• **THE TASK**
Within the material below, find each line bearing the word "detached" and present it.

>>>

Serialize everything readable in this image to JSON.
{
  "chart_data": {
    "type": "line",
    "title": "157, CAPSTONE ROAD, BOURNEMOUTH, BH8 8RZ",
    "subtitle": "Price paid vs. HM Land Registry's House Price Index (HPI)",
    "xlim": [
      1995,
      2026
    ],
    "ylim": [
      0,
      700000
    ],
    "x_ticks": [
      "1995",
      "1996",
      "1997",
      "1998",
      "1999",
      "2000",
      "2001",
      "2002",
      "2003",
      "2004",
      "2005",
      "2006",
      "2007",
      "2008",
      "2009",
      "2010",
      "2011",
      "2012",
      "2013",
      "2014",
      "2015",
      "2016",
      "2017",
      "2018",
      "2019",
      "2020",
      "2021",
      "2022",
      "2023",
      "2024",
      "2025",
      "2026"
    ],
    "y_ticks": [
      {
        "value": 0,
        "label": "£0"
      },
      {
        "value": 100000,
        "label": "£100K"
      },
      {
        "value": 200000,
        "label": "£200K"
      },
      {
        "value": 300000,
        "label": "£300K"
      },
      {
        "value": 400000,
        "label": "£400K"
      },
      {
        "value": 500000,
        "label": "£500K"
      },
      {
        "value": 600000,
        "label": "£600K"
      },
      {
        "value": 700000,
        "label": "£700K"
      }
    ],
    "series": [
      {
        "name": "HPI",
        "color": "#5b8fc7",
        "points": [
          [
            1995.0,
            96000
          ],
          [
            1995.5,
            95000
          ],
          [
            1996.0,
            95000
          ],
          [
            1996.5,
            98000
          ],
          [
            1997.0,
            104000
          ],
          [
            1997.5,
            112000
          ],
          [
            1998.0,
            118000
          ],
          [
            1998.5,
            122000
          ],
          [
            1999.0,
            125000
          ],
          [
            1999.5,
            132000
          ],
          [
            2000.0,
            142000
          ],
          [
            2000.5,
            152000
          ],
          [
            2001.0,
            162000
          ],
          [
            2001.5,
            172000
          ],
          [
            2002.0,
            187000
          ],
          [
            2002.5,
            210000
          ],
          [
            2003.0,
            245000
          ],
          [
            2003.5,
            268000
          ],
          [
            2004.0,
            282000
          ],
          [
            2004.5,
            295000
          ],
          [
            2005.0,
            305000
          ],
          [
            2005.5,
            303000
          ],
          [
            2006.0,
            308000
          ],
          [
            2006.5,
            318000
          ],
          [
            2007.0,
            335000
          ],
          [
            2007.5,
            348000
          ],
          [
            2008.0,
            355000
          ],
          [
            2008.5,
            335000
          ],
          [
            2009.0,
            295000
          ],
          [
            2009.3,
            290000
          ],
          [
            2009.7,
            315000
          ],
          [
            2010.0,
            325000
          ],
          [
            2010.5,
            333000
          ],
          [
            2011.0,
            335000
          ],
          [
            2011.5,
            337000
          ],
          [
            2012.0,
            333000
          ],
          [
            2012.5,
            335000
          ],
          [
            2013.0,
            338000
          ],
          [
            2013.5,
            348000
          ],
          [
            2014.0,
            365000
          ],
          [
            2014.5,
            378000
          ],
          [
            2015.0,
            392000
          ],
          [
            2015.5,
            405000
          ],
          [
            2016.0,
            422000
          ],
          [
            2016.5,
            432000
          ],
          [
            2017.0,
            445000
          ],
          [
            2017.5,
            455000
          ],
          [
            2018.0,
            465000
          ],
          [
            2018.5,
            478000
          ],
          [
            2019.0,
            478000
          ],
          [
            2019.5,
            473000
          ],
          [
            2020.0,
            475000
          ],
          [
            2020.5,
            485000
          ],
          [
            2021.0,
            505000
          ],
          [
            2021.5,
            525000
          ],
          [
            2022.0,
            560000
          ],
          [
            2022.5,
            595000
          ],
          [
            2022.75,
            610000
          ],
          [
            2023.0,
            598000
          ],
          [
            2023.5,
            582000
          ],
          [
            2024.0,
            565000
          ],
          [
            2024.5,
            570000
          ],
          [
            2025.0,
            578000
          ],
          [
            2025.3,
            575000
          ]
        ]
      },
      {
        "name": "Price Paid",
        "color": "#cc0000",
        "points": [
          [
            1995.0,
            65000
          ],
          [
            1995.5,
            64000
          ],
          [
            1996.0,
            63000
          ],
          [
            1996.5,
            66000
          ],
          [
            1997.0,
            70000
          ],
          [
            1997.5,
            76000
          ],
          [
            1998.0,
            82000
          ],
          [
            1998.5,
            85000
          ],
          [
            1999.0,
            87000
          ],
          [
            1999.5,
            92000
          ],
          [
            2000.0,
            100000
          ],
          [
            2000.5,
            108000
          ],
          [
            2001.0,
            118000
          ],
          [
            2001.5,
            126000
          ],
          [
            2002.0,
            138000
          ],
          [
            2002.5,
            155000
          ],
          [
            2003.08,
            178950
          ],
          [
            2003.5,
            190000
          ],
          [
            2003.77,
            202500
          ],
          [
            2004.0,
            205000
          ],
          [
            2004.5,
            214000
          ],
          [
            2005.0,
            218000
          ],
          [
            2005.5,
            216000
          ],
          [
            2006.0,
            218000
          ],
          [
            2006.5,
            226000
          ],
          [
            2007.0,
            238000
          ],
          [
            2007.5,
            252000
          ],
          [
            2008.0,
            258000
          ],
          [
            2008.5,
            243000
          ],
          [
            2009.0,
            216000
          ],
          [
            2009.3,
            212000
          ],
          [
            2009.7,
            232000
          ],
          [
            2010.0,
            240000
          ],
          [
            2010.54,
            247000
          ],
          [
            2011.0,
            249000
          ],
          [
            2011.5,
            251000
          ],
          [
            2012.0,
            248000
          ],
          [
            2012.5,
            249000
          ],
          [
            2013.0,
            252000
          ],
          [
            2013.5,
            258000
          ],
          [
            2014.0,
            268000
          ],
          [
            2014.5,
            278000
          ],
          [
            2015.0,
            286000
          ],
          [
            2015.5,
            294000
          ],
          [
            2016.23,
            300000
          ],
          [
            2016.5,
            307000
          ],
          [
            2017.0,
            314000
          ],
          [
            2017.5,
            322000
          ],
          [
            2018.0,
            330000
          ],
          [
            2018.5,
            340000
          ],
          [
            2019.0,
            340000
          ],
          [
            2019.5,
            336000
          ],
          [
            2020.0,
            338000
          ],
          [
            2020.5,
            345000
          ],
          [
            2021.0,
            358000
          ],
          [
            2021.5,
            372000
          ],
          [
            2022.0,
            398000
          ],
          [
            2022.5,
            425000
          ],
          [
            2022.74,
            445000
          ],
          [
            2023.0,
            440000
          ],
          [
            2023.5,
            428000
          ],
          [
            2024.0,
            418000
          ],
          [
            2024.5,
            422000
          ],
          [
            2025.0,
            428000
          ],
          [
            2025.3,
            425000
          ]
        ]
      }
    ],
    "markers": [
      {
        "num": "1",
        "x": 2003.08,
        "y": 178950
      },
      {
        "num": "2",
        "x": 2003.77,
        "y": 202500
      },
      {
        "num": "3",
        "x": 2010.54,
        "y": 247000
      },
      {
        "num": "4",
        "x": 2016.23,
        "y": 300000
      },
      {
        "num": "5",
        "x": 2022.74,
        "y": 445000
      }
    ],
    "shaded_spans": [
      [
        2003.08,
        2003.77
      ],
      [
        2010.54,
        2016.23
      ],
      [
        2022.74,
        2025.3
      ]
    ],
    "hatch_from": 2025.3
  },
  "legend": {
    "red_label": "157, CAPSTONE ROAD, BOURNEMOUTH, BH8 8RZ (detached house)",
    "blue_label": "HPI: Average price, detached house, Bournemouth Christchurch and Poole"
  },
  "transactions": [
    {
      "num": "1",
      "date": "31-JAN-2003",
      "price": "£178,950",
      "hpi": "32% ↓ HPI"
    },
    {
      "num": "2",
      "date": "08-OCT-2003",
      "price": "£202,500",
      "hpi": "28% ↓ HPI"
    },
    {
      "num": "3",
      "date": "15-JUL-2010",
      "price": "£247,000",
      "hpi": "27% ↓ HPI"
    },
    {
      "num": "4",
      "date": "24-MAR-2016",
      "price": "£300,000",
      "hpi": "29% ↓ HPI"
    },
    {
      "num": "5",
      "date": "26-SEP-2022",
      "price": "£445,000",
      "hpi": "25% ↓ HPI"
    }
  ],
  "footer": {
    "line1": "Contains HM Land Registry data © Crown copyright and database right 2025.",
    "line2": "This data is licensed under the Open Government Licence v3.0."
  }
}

<<<

• **CORRECT RESULT**
    "red_label": "157, CAPSTONE ROAD, BOURNEMOUTH, BH8 8RZ (detached house)",
    "blue_label": "HPI: Average price, detached house, Bournemouth Christchurch and Poole"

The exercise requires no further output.